*Task description*
Determine how many lines of the data below contain "part", then give only that number.

*Record extracts*
····················
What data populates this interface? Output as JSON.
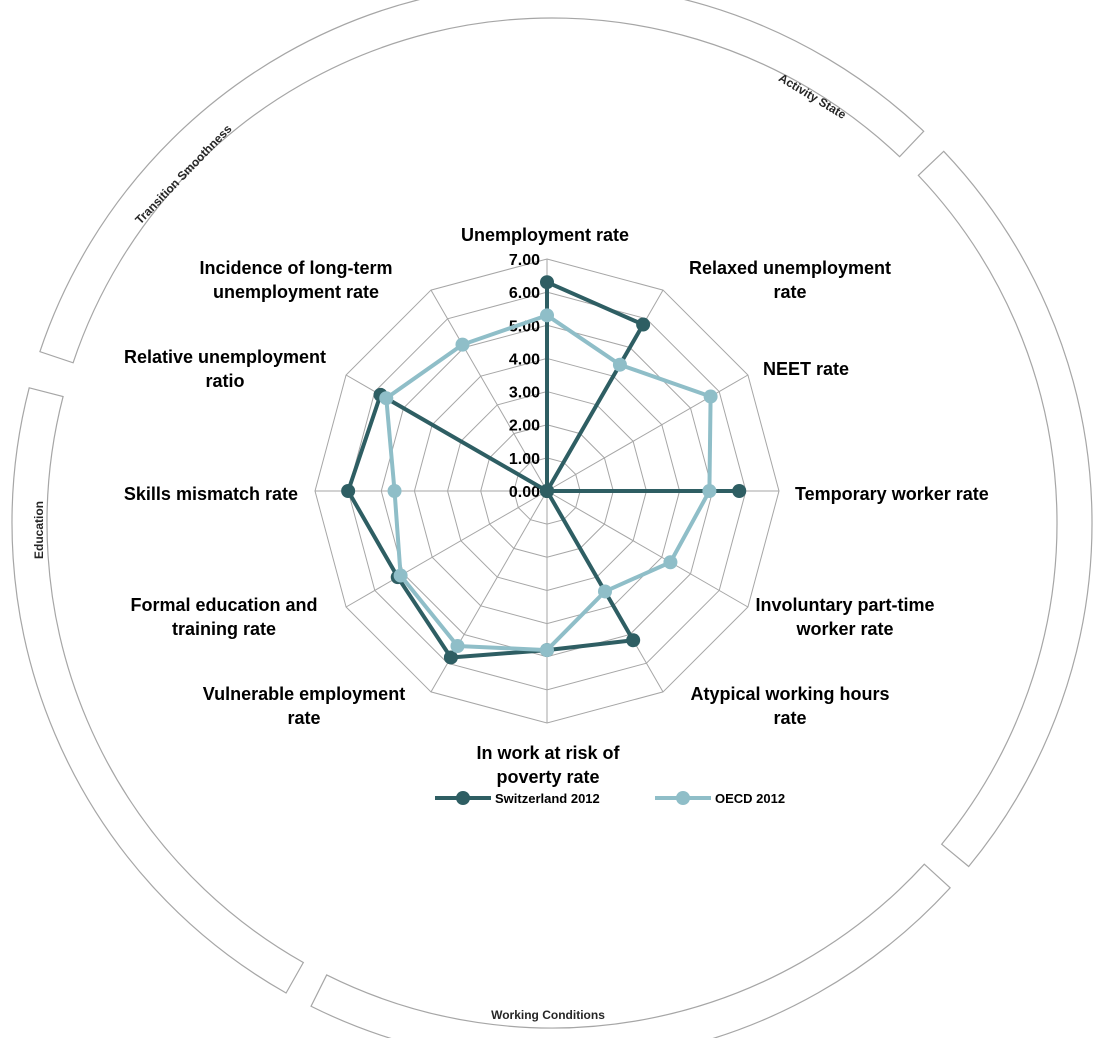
{
  "chart_data": {
    "type": "radar",
    "title": "",
    "categories": [
      "Unemployment rate",
      "Relaxed unemployment rate",
      "NEET rate",
      "Temporary worker rate",
      "Involuntary part-time worker rate",
      "Atypical working hours rate",
      "In work at risk of poverty rate",
      "Vulnerable employment rate",
      "Formal education and training rate",
      "Skills mismatch rate",
      "Relative unemployment ratio",
      "Incidence of long-term unemployment rate"
    ],
    "category_label_lines": [
      [
        "Unemployment rate"
      ],
      [
        "Relaxed unemployment",
        "rate"
      ],
      [
        "NEET rate"
      ],
      [
        "Temporary worker rate"
      ],
      [
        "Involuntary part-time",
        "worker rate"
      ],
      [
        "Atypical working hours",
        "rate"
      ],
      [
        "In work at risk of",
        "poverty rate"
      ],
      [
        "Vulnerable employment",
        "rate"
      ],
      [
        "Formal education and",
        "training rate"
      ],
      [
        "Skills mismatch rate"
      ],
      [
        "Relative unemployment",
        "ratio"
      ],
      [
        "Incidence of long-term",
        "unemployment rate"
      ]
    ],
    "rlim": [
      0,
      7
    ],
    "ticks": [
      "0.00",
      "1.00",
      "2.00",
      "3.00",
      "4.00",
      "5.00",
      "6.00",
      "7.00"
    ],
    "series": [
      {
        "name": "Switzerland 2012",
        "color": "#2e5e63",
        "values": [
          6.3,
          5.8,
          0.0,
          5.8,
          0.0,
          5.2,
          4.8,
          5.8,
          5.2,
          6.0,
          5.8,
          0.0
        ]
      },
      {
        "name": "OECD 2012",
        "color": "#8fbec8",
        "values": [
          5.3,
          4.4,
          5.7,
          4.9,
          4.3,
          3.5,
          4.8,
          5.4,
          5.1,
          4.6,
          5.6,
          5.1
        ]
      }
    ],
    "groups": [
      "Activity State",
      "Working Conditions",
      "Education",
      "Transition Smoothness"
    ],
    "grid": true,
    "legend": "bottom"
  }
}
····················
*Response to this exercise*
2